··· Records shown

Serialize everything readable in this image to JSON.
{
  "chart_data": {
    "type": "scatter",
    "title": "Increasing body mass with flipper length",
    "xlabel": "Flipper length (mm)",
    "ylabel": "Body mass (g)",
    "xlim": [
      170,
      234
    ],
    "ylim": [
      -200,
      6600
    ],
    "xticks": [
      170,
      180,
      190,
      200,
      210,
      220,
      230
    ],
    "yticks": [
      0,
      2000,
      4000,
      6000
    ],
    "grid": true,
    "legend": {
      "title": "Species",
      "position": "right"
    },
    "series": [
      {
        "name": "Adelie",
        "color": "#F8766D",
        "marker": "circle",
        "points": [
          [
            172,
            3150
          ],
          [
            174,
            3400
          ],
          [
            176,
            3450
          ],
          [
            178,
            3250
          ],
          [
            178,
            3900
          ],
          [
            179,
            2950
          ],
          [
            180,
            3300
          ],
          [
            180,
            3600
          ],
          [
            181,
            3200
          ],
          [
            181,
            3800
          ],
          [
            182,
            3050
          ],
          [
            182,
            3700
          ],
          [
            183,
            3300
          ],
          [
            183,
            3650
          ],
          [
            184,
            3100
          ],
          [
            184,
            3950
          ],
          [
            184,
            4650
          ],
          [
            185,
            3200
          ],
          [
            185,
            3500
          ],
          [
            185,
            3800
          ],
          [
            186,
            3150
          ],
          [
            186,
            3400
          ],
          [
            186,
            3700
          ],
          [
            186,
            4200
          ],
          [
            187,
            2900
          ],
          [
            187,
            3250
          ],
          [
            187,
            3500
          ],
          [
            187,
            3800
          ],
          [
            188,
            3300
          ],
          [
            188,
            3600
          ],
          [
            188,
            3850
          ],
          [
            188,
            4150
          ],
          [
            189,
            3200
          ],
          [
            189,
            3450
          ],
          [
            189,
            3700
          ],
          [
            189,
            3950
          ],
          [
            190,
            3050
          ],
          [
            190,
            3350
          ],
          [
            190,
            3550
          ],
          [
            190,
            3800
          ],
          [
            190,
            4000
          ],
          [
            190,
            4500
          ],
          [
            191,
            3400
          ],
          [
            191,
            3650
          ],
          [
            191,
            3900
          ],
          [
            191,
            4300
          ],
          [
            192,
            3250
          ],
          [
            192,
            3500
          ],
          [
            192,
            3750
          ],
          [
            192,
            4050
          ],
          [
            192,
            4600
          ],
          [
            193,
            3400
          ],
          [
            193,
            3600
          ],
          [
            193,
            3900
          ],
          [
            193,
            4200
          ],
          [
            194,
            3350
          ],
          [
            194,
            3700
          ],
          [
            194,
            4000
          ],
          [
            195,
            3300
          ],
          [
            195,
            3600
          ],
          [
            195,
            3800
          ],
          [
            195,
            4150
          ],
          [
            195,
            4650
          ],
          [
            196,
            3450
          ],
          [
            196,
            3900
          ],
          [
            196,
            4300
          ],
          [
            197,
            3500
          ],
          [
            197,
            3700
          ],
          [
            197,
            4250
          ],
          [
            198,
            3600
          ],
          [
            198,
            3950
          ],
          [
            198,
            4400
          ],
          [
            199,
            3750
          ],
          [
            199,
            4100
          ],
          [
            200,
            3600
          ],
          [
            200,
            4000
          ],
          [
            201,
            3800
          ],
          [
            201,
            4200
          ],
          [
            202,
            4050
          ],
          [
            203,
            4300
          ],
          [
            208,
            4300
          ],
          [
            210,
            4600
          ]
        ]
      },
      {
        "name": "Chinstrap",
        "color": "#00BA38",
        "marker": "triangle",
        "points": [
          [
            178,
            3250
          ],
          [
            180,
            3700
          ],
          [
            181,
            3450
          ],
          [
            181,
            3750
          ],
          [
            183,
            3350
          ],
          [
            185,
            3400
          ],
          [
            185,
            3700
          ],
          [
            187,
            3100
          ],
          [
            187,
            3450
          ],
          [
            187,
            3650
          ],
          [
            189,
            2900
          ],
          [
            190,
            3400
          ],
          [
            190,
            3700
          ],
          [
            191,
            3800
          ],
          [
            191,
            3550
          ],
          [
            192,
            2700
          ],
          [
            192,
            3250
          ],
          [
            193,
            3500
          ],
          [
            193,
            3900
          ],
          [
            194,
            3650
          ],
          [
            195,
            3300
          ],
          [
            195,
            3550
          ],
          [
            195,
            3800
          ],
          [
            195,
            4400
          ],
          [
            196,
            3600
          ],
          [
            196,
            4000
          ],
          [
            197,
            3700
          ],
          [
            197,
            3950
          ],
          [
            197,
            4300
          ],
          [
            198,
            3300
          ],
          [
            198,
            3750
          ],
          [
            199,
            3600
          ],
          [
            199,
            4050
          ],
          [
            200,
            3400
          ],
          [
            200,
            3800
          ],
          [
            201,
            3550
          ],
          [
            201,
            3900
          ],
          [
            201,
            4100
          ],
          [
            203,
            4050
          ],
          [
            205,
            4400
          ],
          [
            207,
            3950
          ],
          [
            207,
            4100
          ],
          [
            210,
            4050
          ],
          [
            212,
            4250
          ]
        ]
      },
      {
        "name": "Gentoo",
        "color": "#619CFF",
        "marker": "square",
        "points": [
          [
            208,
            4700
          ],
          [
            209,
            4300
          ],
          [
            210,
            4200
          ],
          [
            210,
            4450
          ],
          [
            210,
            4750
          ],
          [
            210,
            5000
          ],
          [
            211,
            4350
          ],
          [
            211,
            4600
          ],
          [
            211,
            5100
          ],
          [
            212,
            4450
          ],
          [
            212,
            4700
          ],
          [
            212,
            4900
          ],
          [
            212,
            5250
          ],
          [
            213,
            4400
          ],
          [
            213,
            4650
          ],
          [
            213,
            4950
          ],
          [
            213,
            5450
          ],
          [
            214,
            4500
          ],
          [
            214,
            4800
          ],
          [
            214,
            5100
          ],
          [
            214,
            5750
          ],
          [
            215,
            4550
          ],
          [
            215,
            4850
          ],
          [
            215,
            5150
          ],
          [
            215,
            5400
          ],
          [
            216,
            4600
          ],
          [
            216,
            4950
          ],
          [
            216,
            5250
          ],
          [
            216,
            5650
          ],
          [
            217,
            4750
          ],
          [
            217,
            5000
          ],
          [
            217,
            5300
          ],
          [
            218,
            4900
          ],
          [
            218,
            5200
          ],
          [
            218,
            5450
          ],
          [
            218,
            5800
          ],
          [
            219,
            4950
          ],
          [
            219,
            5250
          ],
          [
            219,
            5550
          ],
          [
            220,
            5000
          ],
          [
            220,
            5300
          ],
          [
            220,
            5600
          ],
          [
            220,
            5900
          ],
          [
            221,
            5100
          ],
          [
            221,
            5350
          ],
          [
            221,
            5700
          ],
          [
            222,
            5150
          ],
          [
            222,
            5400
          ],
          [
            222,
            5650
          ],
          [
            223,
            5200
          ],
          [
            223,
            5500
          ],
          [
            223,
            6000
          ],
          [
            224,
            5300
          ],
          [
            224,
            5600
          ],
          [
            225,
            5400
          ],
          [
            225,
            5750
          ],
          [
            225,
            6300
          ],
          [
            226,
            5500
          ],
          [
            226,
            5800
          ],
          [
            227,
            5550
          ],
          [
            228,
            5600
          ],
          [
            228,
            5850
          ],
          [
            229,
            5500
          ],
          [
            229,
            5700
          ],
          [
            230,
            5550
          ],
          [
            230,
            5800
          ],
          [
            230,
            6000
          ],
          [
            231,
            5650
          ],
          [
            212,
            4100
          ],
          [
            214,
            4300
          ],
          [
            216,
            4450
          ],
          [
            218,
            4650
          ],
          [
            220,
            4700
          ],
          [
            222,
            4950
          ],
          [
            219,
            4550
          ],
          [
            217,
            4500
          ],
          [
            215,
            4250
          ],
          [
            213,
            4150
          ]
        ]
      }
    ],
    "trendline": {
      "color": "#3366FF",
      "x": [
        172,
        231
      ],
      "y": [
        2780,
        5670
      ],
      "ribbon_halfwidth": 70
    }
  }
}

······

In the records above, find each line holding "name" and copy it.

        "name": "Adelie",
        "name": "Chinstrap",
        "name": "Gentoo",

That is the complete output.